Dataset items
━━━━━━━━━━━━━━━━

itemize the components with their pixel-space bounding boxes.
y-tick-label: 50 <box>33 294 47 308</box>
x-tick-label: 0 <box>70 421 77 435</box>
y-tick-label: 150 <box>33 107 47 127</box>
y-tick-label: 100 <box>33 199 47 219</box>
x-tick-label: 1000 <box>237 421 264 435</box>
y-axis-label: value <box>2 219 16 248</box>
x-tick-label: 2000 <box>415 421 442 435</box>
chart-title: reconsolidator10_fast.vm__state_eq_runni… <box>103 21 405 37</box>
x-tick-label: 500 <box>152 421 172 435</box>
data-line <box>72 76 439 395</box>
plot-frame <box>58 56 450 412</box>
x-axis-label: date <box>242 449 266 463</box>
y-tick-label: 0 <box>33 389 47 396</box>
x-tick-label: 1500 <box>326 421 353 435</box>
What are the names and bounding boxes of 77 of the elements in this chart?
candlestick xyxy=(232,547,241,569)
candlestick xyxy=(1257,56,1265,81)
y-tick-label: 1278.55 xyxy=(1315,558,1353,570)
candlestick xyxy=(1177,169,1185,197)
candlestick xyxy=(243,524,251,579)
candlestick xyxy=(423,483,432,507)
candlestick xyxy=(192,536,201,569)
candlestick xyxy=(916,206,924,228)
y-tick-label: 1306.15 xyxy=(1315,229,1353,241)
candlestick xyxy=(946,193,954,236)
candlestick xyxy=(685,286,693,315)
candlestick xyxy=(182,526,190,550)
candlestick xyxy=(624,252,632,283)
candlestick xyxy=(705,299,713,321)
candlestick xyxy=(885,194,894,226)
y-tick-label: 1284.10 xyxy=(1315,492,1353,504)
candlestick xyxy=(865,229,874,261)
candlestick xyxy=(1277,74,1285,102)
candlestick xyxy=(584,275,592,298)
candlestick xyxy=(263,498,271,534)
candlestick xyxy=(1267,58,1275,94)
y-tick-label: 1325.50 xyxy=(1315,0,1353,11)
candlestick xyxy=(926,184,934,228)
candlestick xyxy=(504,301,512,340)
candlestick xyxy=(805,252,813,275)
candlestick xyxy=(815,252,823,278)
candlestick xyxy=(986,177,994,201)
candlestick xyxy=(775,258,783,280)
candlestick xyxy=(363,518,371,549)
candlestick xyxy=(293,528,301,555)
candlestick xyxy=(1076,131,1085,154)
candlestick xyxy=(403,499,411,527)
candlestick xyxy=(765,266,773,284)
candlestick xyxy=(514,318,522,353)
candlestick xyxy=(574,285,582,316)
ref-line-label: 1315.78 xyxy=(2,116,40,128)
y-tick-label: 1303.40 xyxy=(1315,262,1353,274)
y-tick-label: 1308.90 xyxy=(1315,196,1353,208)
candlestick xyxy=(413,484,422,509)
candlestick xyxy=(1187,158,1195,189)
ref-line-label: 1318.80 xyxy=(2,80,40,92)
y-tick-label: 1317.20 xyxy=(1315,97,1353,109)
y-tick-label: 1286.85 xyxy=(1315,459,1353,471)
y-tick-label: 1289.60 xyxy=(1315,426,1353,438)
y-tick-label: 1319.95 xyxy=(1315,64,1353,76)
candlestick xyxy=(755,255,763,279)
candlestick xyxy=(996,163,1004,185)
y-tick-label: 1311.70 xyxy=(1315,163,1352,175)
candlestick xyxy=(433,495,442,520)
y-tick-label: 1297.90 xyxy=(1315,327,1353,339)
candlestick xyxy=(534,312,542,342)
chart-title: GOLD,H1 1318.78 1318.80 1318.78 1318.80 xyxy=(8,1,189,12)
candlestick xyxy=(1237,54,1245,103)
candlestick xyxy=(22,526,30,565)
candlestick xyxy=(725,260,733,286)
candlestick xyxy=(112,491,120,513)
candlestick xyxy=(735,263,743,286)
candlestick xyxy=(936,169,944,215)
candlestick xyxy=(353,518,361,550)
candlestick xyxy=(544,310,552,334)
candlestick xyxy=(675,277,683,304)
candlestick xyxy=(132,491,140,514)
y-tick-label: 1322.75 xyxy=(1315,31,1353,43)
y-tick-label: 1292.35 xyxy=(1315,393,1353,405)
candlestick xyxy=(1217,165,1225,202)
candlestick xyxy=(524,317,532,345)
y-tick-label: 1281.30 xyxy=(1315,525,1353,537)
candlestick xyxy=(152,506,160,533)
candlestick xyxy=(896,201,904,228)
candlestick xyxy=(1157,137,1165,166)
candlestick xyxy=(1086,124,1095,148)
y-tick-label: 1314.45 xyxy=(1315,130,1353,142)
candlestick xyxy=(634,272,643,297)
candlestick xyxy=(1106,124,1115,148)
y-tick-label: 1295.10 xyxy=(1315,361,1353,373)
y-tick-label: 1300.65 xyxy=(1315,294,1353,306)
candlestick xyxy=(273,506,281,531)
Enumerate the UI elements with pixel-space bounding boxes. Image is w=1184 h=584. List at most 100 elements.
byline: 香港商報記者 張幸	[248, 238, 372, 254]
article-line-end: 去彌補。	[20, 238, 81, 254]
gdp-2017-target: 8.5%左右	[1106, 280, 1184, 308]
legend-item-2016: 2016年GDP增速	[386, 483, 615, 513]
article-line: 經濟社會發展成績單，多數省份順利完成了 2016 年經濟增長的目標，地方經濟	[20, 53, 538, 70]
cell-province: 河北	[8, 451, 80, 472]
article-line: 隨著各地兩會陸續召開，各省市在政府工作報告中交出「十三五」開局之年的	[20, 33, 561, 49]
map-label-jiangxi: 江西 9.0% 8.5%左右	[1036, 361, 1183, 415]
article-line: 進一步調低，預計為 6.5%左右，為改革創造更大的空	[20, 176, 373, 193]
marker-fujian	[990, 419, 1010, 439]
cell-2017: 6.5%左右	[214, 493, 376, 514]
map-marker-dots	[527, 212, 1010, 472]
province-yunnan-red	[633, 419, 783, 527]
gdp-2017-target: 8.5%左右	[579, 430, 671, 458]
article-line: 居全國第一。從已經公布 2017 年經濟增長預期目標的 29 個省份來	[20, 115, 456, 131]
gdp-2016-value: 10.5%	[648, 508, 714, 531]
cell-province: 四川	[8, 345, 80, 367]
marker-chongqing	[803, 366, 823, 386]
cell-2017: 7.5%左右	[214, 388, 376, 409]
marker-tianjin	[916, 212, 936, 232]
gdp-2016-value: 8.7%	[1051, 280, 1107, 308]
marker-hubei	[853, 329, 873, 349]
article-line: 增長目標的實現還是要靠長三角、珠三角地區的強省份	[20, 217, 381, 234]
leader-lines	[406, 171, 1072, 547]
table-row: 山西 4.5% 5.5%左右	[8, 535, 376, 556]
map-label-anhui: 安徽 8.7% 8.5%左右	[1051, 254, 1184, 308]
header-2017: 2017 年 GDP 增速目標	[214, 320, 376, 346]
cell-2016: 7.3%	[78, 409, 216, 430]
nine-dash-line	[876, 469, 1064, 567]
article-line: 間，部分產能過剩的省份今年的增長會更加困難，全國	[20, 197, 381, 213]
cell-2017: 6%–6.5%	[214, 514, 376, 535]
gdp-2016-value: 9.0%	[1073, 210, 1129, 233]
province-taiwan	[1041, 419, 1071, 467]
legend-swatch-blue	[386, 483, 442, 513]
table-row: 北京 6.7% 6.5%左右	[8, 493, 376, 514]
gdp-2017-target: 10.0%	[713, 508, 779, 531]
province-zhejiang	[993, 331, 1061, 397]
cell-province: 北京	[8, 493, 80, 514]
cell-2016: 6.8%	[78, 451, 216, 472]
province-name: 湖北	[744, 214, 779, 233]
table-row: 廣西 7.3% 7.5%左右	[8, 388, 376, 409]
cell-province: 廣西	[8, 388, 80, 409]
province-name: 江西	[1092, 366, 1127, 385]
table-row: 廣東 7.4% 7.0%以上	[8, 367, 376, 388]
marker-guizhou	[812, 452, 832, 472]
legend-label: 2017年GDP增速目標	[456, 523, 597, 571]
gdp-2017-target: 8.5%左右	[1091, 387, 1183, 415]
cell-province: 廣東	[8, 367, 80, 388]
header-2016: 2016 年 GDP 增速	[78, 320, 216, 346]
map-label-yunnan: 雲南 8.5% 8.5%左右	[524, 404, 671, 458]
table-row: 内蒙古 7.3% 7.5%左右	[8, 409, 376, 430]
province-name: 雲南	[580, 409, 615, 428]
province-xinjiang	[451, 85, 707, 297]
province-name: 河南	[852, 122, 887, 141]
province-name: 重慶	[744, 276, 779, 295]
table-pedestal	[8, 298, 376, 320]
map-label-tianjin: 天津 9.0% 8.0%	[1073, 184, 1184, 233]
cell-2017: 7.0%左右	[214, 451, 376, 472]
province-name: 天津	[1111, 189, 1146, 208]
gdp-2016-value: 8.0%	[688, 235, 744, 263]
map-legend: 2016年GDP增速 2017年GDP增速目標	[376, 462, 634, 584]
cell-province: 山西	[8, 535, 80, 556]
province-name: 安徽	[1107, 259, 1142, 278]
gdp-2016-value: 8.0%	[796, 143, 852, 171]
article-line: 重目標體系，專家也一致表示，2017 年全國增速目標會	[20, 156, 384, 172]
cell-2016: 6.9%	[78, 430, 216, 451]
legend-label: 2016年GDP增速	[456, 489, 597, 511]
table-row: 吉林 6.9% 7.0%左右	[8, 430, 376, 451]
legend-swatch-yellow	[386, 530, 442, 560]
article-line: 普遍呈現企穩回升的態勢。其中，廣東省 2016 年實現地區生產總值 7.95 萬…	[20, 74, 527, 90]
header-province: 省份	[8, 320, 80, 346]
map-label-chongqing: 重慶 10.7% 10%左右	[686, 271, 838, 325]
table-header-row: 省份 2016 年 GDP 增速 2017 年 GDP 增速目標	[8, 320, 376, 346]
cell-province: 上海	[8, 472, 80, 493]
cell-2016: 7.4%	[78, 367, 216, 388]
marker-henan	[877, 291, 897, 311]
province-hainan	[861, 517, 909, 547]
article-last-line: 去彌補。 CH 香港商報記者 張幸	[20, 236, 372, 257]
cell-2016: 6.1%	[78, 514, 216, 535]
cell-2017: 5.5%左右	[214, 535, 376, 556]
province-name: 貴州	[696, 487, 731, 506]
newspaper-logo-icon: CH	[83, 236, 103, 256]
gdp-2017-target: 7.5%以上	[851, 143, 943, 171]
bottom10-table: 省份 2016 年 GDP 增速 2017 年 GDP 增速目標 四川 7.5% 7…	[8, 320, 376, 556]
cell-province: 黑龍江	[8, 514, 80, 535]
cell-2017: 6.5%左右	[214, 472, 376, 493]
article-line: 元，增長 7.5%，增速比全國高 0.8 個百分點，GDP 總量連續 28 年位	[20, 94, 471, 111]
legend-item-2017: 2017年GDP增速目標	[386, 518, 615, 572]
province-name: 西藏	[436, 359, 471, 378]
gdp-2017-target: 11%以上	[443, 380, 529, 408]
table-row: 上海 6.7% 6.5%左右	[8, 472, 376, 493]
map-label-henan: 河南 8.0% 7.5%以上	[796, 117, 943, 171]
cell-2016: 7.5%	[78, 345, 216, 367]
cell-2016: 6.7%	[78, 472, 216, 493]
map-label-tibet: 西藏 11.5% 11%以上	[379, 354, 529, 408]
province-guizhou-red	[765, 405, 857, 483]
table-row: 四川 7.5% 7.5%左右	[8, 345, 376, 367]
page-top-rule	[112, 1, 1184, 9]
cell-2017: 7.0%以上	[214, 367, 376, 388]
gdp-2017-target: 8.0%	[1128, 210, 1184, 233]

━━━━━━━━━━━━━━━━

TASK INSTRUCTIONS: Copy the items above word for word, starting at the first line and ending at the line that contains "candlestick xyxy=(423,483,432,507)".

FINAL RESULT:
itemize the components with their pixel-space bounding boxes.
y-tick-label: 50 <box>33 294 47 308</box>
x-tick-label: 0 <box>70 421 77 435</box>
y-tick-label: 150 <box>33 107 47 127</box>
y-tick-label: 100 <box>33 199 47 219</box>
x-tick-label: 1000 <box>237 421 264 435</box>
y-axis-label: value <box>2 219 16 248</box>
x-tick-label: 2000 <box>415 421 442 435</box>
chart-title: reconsolidator10_fast.vm__state_eq_runni… <box>103 21 405 37</box>
x-tick-label: 500 <box>152 421 172 435</box>
data-line <box>72 76 439 395</box>
plot-frame <box>58 56 450 412</box>
x-axis-label: date <box>242 449 266 463</box>
y-tick-label: 0 <box>33 389 47 396</box>
x-tick-label: 1500 <box>326 421 353 435</box>
What are the names and bounding boxes of 77 of the elements in this chart?
candlestick xyxy=(232,547,241,569)
candlestick xyxy=(1257,56,1265,81)
y-tick-label: 1278.55 xyxy=(1315,558,1353,570)
candlestick xyxy=(1177,169,1185,197)
candlestick xyxy=(243,524,251,579)
candlestick xyxy=(423,483,432,507)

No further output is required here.